== GIVEN RECORDS

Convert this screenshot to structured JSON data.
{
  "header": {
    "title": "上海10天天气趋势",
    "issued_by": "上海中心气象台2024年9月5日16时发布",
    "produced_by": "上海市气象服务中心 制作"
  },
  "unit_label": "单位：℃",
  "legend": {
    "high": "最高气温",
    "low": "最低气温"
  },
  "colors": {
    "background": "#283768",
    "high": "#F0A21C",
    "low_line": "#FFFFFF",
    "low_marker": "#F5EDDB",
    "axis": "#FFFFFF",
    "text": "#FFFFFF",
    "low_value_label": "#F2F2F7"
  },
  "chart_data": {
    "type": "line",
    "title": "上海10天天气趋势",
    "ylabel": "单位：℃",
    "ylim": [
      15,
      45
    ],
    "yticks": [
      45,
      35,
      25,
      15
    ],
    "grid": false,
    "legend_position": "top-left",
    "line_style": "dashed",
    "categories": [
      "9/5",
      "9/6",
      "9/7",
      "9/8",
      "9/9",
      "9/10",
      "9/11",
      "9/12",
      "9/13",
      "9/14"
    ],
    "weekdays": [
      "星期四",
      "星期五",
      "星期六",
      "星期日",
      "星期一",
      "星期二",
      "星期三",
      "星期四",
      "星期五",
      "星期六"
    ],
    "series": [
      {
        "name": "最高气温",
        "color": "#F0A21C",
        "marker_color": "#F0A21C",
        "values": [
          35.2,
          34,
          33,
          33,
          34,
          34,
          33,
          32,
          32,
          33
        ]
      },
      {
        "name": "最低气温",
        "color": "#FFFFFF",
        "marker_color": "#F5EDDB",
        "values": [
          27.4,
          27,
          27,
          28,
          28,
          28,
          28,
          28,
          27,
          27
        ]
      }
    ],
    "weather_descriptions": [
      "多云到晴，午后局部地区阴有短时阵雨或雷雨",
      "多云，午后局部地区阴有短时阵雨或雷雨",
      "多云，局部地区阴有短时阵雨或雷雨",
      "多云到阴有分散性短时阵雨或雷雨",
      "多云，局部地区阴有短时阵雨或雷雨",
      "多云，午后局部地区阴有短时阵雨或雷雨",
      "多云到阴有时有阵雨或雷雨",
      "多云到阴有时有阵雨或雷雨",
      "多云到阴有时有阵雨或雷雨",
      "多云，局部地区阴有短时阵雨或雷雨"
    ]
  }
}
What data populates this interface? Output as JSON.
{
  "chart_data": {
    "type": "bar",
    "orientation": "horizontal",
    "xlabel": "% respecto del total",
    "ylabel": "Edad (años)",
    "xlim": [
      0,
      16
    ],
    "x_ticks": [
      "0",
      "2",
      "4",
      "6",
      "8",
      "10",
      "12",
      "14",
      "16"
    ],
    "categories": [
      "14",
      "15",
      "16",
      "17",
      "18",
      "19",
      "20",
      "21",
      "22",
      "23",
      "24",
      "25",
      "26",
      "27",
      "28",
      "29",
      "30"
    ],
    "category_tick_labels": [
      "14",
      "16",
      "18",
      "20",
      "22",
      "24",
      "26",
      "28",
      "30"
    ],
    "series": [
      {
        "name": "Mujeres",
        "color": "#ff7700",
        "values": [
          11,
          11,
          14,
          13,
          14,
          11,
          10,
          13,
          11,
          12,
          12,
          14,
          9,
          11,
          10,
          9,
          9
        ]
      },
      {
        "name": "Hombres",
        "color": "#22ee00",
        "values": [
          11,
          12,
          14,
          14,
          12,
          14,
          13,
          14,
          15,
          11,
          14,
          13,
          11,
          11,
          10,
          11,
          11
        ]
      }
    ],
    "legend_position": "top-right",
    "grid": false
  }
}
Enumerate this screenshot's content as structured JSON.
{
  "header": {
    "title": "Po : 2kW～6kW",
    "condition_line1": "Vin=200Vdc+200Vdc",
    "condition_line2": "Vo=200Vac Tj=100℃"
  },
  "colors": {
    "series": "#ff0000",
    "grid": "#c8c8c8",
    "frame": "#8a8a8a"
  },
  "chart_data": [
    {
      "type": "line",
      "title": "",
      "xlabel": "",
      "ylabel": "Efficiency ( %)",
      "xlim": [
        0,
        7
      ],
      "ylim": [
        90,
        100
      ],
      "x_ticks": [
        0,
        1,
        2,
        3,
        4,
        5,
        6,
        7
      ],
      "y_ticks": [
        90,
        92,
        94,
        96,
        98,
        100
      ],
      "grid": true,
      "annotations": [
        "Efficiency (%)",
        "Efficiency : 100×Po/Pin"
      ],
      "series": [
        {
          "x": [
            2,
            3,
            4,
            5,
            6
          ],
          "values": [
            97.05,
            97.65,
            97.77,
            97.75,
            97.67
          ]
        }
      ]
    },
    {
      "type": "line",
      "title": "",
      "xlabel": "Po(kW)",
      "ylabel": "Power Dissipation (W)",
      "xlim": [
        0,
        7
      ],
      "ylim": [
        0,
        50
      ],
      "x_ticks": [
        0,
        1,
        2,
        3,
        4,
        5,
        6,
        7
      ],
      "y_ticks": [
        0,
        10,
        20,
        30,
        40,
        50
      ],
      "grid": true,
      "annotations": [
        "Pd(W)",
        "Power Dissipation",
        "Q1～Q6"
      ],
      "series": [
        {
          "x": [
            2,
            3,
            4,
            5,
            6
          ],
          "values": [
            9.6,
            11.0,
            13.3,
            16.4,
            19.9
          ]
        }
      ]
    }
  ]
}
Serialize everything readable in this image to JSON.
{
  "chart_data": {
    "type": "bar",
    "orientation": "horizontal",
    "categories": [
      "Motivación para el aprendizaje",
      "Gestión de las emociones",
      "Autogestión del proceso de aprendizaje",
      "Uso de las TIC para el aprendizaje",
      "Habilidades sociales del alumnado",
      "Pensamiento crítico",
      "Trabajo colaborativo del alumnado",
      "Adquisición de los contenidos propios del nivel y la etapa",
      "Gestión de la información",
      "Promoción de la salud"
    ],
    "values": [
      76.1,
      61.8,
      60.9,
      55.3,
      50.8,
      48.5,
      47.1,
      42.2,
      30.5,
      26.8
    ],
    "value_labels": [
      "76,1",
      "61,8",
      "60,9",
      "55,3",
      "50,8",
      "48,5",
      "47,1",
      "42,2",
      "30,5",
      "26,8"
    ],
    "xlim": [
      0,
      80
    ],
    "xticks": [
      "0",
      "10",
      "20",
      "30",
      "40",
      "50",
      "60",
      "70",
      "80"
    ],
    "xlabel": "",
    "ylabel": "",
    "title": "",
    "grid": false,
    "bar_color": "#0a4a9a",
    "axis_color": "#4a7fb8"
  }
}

====

Quote each line above in full, word for word.

Convert this screenshot to structured JSON data.
{
  "header": {
    "title": "上海10天天气趋势",
    "issued_by": "上海中心气象台2024年9月5日16时发布",
    "produced_by": "上海市气象服务中心 制作"
  },
  "unit_label": "单位：℃",
  "legend": {
    "high": "最高气温",
    "low": "最低气温"
  },
  "colors": {
    "background": "#283768",
    "high": "#F0A21C",
    "low_line": "#FFFFFF",
    "low_marker": "#F5EDDB",
    "axis": "#FFFFFF",
    "text": "#FFFFFF",
    "low_value_label": "#F2F2F7"
  },
  "chart_data": {
    "type": "line",
    "title": "上海10天天气趋势",
    "ylabel": "单位：℃",
    "ylim": [
      15,
      45
    ],
    "yticks": [
      45,
      35,
      25,
      15
    ],
    "grid": false,
    "legend_position": "top-left",
    "line_style": "dashed",
    "categories": [
      "9/5",
      "9/6",
      "9/7",
      "9/8",
      "9/9",
      "9/10",
      "9/11",
      "9/12",
      "9/13",
      "9/14"
    ],
    "weekdays": [
      "星期四",
      "星期五",
      "星期六",
      "星期日",
      "星期一",
      "星期二",
      "星期三",
      "星期四",
      "星期五",
      "星期六"
    ],
    "series": [
      {
        "name": "最高气温",
        "color": "#F0A21C",
        "marker_color": "#F0A21C",
        "values": [
          35.2,
          34,
          33,
          33,
          34,
          34,
          33,
          32,
          32,
          33
        ]
      },
      {
        "name": "最低气温",
        "color": "#FFFFFF",
        "marker_color": "#F5EDDB",
        "values": [
          27.4,
          27,
          27,
          28,
          28,
          28,
          28,
          28,
          27,
          27
        ]
      }
    ],
    "weather_descriptions": [
      "多云到晴，午后局部地区阴有短时阵雨或雷雨",
      "多云，午后局部地区阴有短时阵雨或雷雨",
      "多云，局部地区阴有短时阵雨或雷雨",
      "多云到阴有分散性短时阵雨或雷雨",
      "多云，局部地区阴有短时阵雨或雷雨",
      "多云，午后局部地区阴有短时阵雨或雷雨",
      "多云到阴有时有阵雨或雷雨",
      "多云到阴有时有阵雨或雷雨",
      "多云到阴有时有阵雨或雷雨",
      "多云，局部地区阴有短时阵雨或雷雨"
    ]
  }
}
What data populates this interface? Output as JSON.
{
  "chart_data": {
    "type": "bar",
    "orientation": "horizontal",
    "xlabel": "% respecto del total",
    "ylabel": "Edad (años)",
    "xlim": [
      0,
      16
    ],
    "x_ticks": [
      "0",
      "2",
      "4",
      "6",
      "8",
      "10",
      "12",
      "14",
      "16"
    ],
    "categories": [
      "14",
      "15",
      "16",
      "17",
      "18",
      "19",
      "20",
      "21",
      "22",
      "23",
      "24",
      "25",
      "26",
      "27",
      "28",
      "29",
      "30"
    ],
    "category_tick_labels": [
      "14",
      "16",
      "18",
      "20",
      "22",
      "24",
      "26",
      "28",
      "30"
    ],
    "series": [
      {
        "name": "Mujeres",
        "color": "#ff7700",
        "values": [
          11,
          11,
          14,
          13,
          14,
          11,
          10,
          13,
          11,
          12,
          12,
          14,
          9,
          11,
          10,
          9,
          9
        ]
      },
      {
        "name": "Hombres",
        "color": "#22ee00",
        "values": [
          11,
          12,
          14,
          14,
          12,
          14,
          13,
          14,
          15,
          11,
          14,
          13,
          11,
          11,
          10,
          11,
          11
        ]
      }
    ],
    "legend_position": "top-right",
    "grid": false
  }
}
Enumerate this screenshot's content as structured JSON.
{
  "header": {
    "title": "Po : 2kW～6kW",
    "condition_line1": "Vin=200Vdc+200Vdc",
    "condition_line2": "Vo=200Vac Tj=100℃"
  },
  "colors": {
    "series": "#ff0000",
    "grid": "#c8c8c8",
    "frame": "#8a8a8a"
  },
  "chart_data": [
    {
      "type": "line",
      "title": "",
      "xlabel": "",
      "ylabel": "Efficiency ( %)",
      "xlim": [
        0,
        7
      ],
      "ylim": [
        90,
        100
      ],
      "x_ticks": [
        0,
        1,
        2,
        3,
        4,
        5,
        6,
        7
      ],
      "y_ticks": [
        90,
        92,
        94,
        96,
        98,
        100
      ],
      "grid": true,
      "annotations": [
        "Efficiency (%)",
        "Efficiency : 100×Po/Pin"
      ],
      "series": [
        {
          "x": [
            2,
            3,
            4,
            5,
            6
          ],
          "values": [
            97.05,
            97.65,
            97.77,
            97.75,
            97.67
          ]
        }
      ]
    },
    {
      "type": "line",
      "title": "",
      "xlabel": "Po(kW)",
      "ylabel": "Power Dissipation (W)",
      "xlim": [
        0,
        7
      ],
      "ylim": [
        0,
        50
      ],
      "x_ticks": [
        0,
        1,
        2,
        3,
        4,
        5,
        6,
        7
      ],
      "y_ticks": [
        0,
        10,
        20,
        30,
        40,
        50
      ],
      "grid": true,
      "annotations": [
        "Pd(W)",
        "Power Dissipation",
        "Q1～Q6"
      ],
      "series": [
        {
          "x": [
            2,
            3,
            4,
            5,
            6
          ],
          "values": [
            9.6,
            11.0,
            13.3,
            16.4,
            19.9
          ]
        }
      ]
    }
  ]
}
Serialize everything readable in this image to JSON.
{
  "chart_data": {
    "type": "bar",
    "orientation": "horizontal",
    "categories": [
      "Motivación para el aprendizaje",
      "Gestión de las emociones",
      "Autogestión del proceso de aprendizaje",
      "Uso de las TIC para el aprendizaje",
      "Habilidades sociales del alumnado",
      "Pensamiento crítico",
      "Trabajo colaborativo del alumnado",
      "Adquisición de los contenidos propios del nivel y la etapa",
      "Gestión de la información",
      "Promoción de la salud"
    ],
    "values": [
      76.1,
      61.8,
      60.9,
      55.3,
      50.8,
      48.5,
      47.1,
      42.2,
      30.5,
      26.8
    ],
    "value_labels": [
      "76,1",
      "61,8",
      "60,9",
      "55,3",
      "50,8",
      "48,5",
      "47,1",
      "42,2",
      "30,5",
      "26,8"
    ],
    "xlim": [
      0,
      80
    ],
    "xticks": [
      "0",
      "10",
      "20",
      "30",
      "40",
      "50",
      "60",
      "70",
      "80"
    ],
    "xlabel": "",
    "ylabel": "",
    "title": "",
    "grid": false,
    "bar_color": "#0a4a9a",
    "axis_color": "#4a7fb8"
  }
}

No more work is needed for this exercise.